WHAT TO DO =
How many lines of the data include the string "variables"? State the number and nothing else.

(Dataset records)
···

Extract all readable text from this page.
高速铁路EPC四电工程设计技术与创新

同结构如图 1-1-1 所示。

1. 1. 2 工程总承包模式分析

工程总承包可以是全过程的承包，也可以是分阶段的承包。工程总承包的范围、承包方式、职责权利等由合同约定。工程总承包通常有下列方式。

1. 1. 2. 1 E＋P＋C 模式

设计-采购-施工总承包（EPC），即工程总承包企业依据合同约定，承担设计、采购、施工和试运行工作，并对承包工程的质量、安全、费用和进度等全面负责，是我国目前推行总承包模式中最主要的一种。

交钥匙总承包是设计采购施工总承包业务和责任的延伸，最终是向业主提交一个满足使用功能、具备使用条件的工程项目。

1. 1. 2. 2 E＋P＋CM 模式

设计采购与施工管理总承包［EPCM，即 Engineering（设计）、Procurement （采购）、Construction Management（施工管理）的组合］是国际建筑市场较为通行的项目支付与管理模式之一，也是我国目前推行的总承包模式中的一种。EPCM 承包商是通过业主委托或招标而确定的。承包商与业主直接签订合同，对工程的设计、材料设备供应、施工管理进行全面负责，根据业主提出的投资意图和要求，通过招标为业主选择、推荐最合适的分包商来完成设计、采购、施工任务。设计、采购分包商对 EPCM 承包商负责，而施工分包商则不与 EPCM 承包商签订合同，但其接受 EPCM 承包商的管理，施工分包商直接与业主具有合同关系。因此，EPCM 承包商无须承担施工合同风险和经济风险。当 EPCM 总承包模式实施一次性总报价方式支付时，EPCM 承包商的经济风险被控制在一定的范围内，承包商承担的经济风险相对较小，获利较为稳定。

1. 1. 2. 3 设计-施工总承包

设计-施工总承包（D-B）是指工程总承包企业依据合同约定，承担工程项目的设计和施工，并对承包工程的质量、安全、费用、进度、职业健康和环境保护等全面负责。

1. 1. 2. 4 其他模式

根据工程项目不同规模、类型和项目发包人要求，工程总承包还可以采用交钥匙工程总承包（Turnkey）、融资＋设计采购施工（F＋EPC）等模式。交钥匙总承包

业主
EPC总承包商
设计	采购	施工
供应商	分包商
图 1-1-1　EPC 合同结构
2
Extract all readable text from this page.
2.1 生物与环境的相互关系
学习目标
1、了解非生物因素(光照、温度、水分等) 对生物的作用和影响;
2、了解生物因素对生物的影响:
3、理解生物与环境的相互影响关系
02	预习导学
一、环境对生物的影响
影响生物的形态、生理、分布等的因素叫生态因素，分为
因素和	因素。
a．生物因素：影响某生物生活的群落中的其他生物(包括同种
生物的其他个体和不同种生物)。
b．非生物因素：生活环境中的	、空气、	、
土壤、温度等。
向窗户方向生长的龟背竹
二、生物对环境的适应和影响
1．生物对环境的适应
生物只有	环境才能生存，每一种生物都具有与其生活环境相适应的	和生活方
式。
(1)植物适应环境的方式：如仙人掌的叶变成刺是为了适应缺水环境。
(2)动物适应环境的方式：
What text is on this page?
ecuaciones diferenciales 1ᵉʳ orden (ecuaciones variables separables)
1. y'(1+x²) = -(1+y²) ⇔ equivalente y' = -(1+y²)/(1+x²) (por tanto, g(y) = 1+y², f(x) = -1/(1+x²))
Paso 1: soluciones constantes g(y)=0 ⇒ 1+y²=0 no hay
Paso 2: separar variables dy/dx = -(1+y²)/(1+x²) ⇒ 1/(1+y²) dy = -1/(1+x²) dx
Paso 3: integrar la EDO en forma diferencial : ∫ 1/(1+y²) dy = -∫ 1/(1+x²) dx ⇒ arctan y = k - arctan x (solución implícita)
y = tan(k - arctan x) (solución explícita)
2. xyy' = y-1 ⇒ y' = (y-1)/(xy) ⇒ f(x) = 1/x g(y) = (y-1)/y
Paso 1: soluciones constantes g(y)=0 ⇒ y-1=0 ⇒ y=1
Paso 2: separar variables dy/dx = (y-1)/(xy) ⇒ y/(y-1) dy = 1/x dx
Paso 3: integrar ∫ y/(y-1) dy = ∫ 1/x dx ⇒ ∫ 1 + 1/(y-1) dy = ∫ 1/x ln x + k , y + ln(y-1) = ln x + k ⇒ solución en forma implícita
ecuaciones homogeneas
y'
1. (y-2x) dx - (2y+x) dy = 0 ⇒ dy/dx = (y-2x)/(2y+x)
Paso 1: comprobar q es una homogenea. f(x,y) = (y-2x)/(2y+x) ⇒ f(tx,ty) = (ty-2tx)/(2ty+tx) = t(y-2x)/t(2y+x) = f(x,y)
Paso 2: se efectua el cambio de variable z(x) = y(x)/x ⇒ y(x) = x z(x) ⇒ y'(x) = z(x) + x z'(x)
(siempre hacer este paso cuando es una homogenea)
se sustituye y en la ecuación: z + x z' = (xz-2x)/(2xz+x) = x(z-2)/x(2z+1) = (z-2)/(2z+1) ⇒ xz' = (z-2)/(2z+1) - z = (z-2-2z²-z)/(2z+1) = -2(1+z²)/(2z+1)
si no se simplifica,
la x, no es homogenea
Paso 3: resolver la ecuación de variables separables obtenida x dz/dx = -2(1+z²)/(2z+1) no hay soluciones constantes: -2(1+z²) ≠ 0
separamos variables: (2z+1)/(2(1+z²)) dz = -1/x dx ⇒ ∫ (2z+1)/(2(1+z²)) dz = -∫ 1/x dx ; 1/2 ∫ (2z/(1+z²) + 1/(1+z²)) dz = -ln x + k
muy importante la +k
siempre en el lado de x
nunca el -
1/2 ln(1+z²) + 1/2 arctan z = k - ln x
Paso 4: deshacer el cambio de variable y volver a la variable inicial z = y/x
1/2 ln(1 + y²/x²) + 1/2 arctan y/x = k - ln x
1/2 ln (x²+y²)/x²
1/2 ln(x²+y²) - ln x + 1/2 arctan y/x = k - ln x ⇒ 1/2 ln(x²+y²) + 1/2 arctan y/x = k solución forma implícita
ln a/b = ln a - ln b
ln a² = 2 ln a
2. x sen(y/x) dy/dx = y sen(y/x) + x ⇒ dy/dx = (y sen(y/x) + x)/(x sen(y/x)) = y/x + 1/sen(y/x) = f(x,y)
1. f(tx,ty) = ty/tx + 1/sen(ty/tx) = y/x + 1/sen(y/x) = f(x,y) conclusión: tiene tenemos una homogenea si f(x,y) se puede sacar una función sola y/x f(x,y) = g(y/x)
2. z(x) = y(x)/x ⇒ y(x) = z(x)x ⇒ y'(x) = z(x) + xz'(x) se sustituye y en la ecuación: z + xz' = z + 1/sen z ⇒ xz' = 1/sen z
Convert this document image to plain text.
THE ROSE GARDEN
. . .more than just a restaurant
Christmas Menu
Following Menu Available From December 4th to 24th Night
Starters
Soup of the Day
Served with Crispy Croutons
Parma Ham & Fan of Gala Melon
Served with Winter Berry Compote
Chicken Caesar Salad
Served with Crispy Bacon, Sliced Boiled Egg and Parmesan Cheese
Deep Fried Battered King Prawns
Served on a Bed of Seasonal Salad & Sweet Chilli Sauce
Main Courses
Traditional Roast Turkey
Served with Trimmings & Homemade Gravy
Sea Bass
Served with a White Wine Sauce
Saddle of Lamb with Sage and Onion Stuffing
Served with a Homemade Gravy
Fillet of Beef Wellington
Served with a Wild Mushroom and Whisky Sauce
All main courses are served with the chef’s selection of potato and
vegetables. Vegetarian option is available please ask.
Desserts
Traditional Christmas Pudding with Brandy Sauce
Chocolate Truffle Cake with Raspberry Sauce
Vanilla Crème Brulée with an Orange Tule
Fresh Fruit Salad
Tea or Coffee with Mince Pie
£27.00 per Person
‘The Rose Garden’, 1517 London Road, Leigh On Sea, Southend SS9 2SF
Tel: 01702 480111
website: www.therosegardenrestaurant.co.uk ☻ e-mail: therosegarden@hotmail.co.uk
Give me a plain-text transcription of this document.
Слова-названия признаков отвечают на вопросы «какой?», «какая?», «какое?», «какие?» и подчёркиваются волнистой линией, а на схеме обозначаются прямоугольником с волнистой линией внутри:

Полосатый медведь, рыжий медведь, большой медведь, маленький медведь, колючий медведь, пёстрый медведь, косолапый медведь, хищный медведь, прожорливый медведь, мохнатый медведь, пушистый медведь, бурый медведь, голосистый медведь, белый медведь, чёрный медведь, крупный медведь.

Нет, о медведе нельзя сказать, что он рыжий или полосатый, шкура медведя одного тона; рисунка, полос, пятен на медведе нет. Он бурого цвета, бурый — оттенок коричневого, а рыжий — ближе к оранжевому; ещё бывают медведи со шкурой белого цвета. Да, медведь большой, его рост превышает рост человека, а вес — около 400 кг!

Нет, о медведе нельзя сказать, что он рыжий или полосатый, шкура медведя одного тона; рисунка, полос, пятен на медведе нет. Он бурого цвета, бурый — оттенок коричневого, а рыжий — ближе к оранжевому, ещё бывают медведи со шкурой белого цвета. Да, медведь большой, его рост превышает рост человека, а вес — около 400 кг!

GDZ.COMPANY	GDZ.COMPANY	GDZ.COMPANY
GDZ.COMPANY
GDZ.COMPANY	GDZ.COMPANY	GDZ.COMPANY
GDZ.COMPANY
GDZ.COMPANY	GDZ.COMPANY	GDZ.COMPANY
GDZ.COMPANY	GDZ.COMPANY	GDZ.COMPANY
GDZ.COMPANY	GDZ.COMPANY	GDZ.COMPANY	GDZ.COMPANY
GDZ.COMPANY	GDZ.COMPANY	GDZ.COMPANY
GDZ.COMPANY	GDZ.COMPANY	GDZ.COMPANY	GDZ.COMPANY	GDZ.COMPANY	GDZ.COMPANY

···

RIGHT ANSWER =
5